Begin Given data

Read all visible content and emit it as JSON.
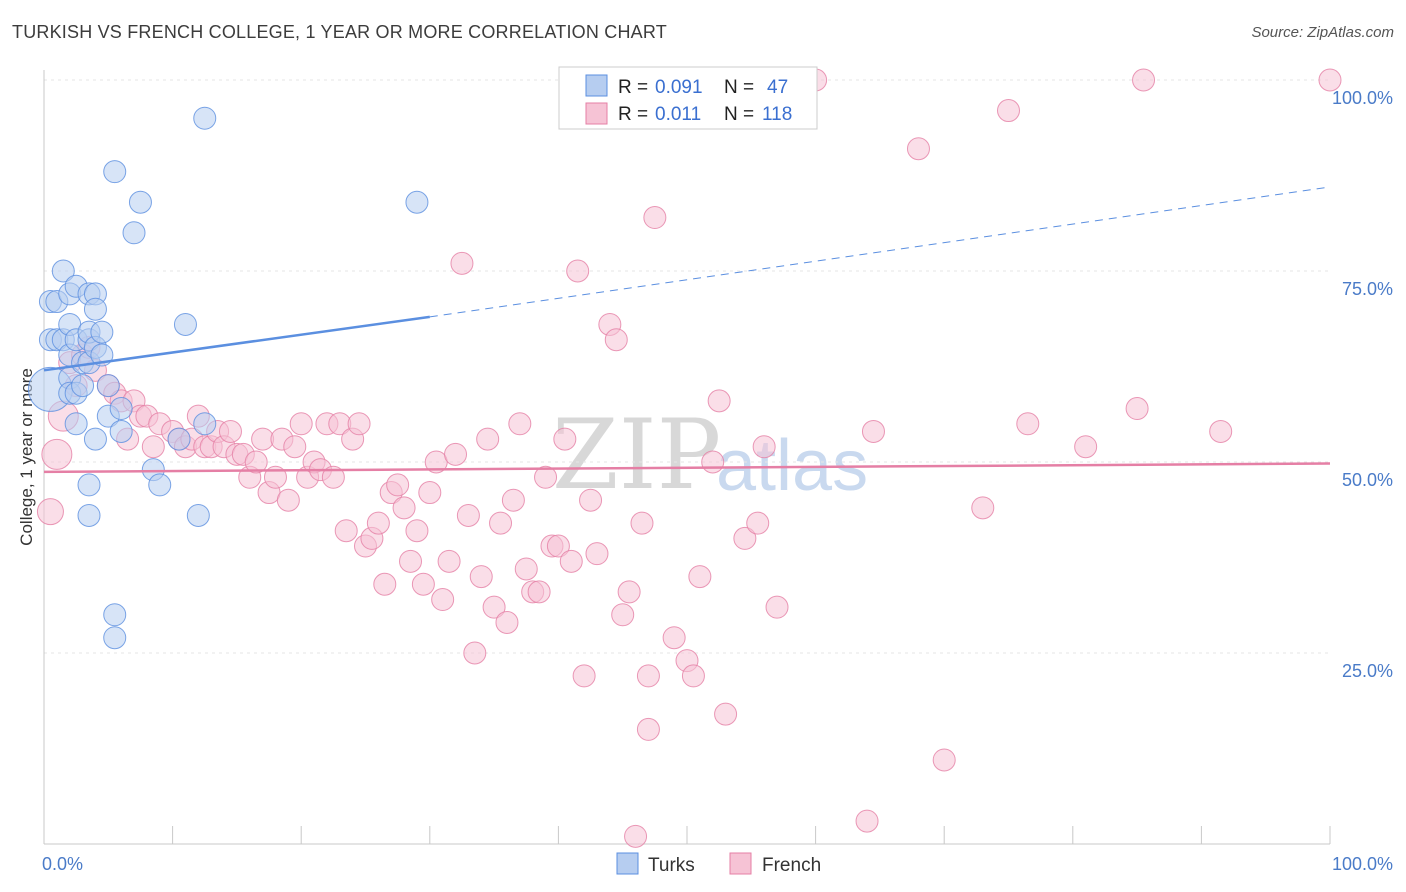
{
  "title": "TURKISH VS FRENCH COLLEGE, 1 YEAR OR MORE CORRELATION CHART",
  "source": "Source: ZipAtlas.com",
  "watermark": {
    "zip": "ZIP",
    "atlas": "atlas"
  },
  "chart_data": {
    "type": "scatter",
    "xlabel": "",
    "ylabel": "College, 1 year or more",
    "xlim": [
      0,
      100
    ],
    "ylim": [
      0,
      100
    ],
    "x_tick_labels": {
      "min": "0.0%",
      "max": "100.0%"
    },
    "y_tick_labels": [
      "25.0%",
      "50.0%",
      "75.0%",
      "100.0%"
    ],
    "y_ticks": [
      25,
      50,
      75,
      100
    ],
    "legend": {
      "r_label": "R =",
      "n_label": "N =",
      "entries": [
        {
          "name": "Turks",
          "r": "0.091",
          "n": "47",
          "color": "#5b8fe0",
          "fill": "#b6cdf0"
        },
        {
          "name": "French",
          "r": "0.011",
          "n": "118",
          "color": "#e57fa5",
          "fill": "#f6c3d5"
        }
      ]
    },
    "series": [
      {
        "name": "Turks",
        "color": "#5b8fe0",
        "fill": "#b6cdf0",
        "trend": {
          "x0": 0,
          "y0": 62.0,
          "x1": 30,
          "y1": 69.0,
          "dash_to_x": 100,
          "dash_to_y": 86.0
        },
        "points": [
          [
            0.5,
            59.5,
            22
          ],
          [
            0.5,
            66,
            11
          ],
          [
            0.5,
            71,
            11
          ],
          [
            1,
            66,
            11
          ],
          [
            1,
            71,
            11
          ],
          [
            1.5,
            75,
            11
          ],
          [
            1.5,
            66,
            11
          ],
          [
            2,
            61,
            11
          ],
          [
            2,
            59,
            11
          ],
          [
            2,
            64,
            11
          ],
          [
            2,
            72,
            11
          ],
          [
            2,
            68,
            11
          ],
          [
            2.5,
            66,
            11
          ],
          [
            2.5,
            59,
            11
          ],
          [
            2.5,
            55,
            11
          ],
          [
            2.5,
            73,
            11
          ],
          [
            3,
            63,
            11
          ],
          [
            3,
            60,
            11
          ],
          [
            3.5,
            66,
            11
          ],
          [
            3.5,
            72,
            11
          ],
          [
            3.5,
            67,
            11
          ],
          [
            3.5,
            63,
            11
          ],
          [
            3.5,
            43,
            11
          ],
          [
            3.5,
            47,
            11
          ],
          [
            4,
            72,
            11
          ],
          [
            4,
            70,
            11
          ],
          [
            4,
            53,
            11
          ],
          [
            4,
            65,
            11
          ],
          [
            4.5,
            67,
            11
          ],
          [
            4.5,
            64,
            11
          ],
          [
            5,
            56,
            11
          ],
          [
            5,
            60,
            11
          ],
          [
            5.5,
            88,
            11
          ],
          [
            5.5,
            30,
            11
          ],
          [
            5.5,
            27,
            11
          ],
          [
            6,
            54,
            11
          ],
          [
            6,
            57,
            11
          ],
          [
            7,
            80,
            11
          ],
          [
            7.5,
            84,
            11
          ],
          [
            8.5,
            49,
            11
          ],
          [
            9,
            47,
            11
          ],
          [
            10.5,
            53,
            11
          ],
          [
            11,
            68,
            11
          ],
          [
            12,
            43,
            11
          ],
          [
            12.5,
            55,
            11
          ],
          [
            12.5,
            95,
            11
          ],
          [
            29,
            84,
            11
          ]
        ]
      },
      {
        "name": "French",
        "color": "#e57fa5",
        "fill": "#f6c3d5",
        "trend": {
          "x0": 0,
          "y0": 48.7,
          "x1": 100,
          "y1": 49.8
        },
        "points": [
          [
            0.5,
            43.5,
            13
          ],
          [
            1,
            51,
            15
          ],
          [
            1.5,
            56,
            15
          ],
          [
            2,
            63,
            11
          ],
          [
            2.5,
            60,
            11
          ],
          [
            3,
            64,
            11
          ],
          [
            3.5,
            65,
            11
          ],
          [
            4,
            62,
            11
          ],
          [
            5,
            60,
            11
          ],
          [
            5.5,
            59,
            11
          ],
          [
            6,
            58,
            11
          ],
          [
            6.5,
            53,
            11
          ],
          [
            7,
            58,
            11
          ],
          [
            7.5,
            56,
            11
          ],
          [
            8,
            56,
            11
          ],
          [
            8.5,
            52,
            11
          ],
          [
            9,
            55,
            11
          ],
          [
            10,
            54,
            11
          ],
          [
            10.5,
            53,
            11
          ],
          [
            11,
            52,
            11
          ],
          [
            11.5,
            53,
            11
          ],
          [
            12,
            56,
            11
          ],
          [
            12.5,
            52,
            11
          ],
          [
            13,
            52,
            11
          ],
          [
            13.5,
            54,
            11
          ],
          [
            14,
            52,
            11
          ],
          [
            14.5,
            54,
            11
          ],
          [
            15,
            51,
            11
          ],
          [
            15.5,
            51,
            11
          ],
          [
            16,
            48,
            11
          ],
          [
            16.5,
            50,
            11
          ],
          [
            17,
            53,
            11
          ],
          [
            17.5,
            46,
            11
          ],
          [
            18,
            48,
            11
          ],
          [
            18.5,
            53,
            11
          ],
          [
            19,
            45,
            11
          ],
          [
            19.5,
            52,
            11
          ],
          [
            20,
            55,
            11
          ],
          [
            20.5,
            48,
            11
          ],
          [
            21,
            50,
            11
          ],
          [
            21.5,
            49,
            11
          ],
          [
            22,
            55,
            11
          ],
          [
            22.5,
            48,
            11
          ],
          [
            23,
            55,
            11
          ],
          [
            23.5,
            41,
            11
          ],
          [
            24,
            53,
            11
          ],
          [
            24.5,
            55,
            11
          ],
          [
            25,
            39,
            11
          ],
          [
            25.5,
            40,
            11
          ],
          [
            26,
            42,
            11
          ],
          [
            26.5,
            34,
            11
          ],
          [
            27,
            46,
            11
          ],
          [
            27.5,
            47,
            11
          ],
          [
            28,
            44,
            11
          ],
          [
            28.5,
            37,
            11
          ],
          [
            29,
            41,
            11
          ],
          [
            29.5,
            34,
            11
          ],
          [
            30,
            46,
            11
          ],
          [
            30.5,
            50,
            11
          ],
          [
            31,
            32,
            11
          ],
          [
            31.5,
            37,
            11
          ],
          [
            32,
            51,
            11
          ],
          [
            32.5,
            76,
            11
          ],
          [
            33,
            43,
            11
          ],
          [
            33.5,
            25,
            11
          ],
          [
            34,
            35,
            11
          ],
          [
            34.5,
            53,
            11
          ],
          [
            35,
            31,
            11
          ],
          [
            35.5,
            42,
            11
          ],
          [
            36,
            29,
            11
          ],
          [
            36.5,
            45,
            11
          ],
          [
            37,
            55,
            11
          ],
          [
            37.5,
            36,
            11
          ],
          [
            38,
            33,
            11
          ],
          [
            38.5,
            33,
            11
          ],
          [
            39,
            48,
            11
          ],
          [
            39.5,
            39,
            11
          ],
          [
            40,
            39,
            11
          ],
          [
            40.5,
            53,
            11
          ],
          [
            41,
            37,
            11
          ],
          [
            41.5,
            75,
            11
          ],
          [
            42,
            22,
            11
          ],
          [
            42.5,
            45,
            11
          ],
          [
            43,
            38,
            11
          ],
          [
            44,
            68,
            11
          ],
          [
            44.5,
            66,
            11
          ],
          [
            45,
            30,
            11
          ],
          [
            45.5,
            33,
            11
          ],
          [
            46,
            1,
            11
          ],
          [
            46.5,
            42,
            11
          ],
          [
            47,
            22,
            11
          ],
          [
            47,
            15,
            11
          ],
          [
            47.5,
            82,
            11
          ],
          [
            49,
            27,
            11
          ],
          [
            50,
            24,
            11
          ],
          [
            50.5,
            22,
            11
          ],
          [
            51,
            35,
            11
          ],
          [
            52,
            50,
            11
          ],
          [
            52.5,
            58,
            11
          ],
          [
            53,
            17,
            11
          ],
          [
            54.5,
            40,
            11
          ],
          [
            55.5,
            42,
            11
          ],
          [
            56,
            52,
            11
          ],
          [
            57,
            31,
            11
          ],
          [
            60,
            100,
            11
          ],
          [
            64,
            3,
            11
          ],
          [
            64.5,
            54,
            11
          ],
          [
            68,
            91,
            11
          ],
          [
            70,
            11,
            11
          ],
          [
            73,
            44,
            11
          ],
          [
            75,
            96,
            11
          ],
          [
            76.5,
            55,
            11
          ],
          [
            81,
            52,
            11
          ],
          [
            85,
            57,
            11
          ],
          [
            85.5,
            100,
            11
          ],
          [
            91.5,
            54,
            11
          ],
          [
            100,
            100,
            11
          ]
        ]
      }
    ]
  }
}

End Given data

• Exercise prompt: Scan the records above for the string "color", then select every line that holds it.

• Written answer:
          "color": "#5b8fe0",
          "color": "#e57fa5",
        "color": "#5b8fe0",
        "color": "#e57fa5",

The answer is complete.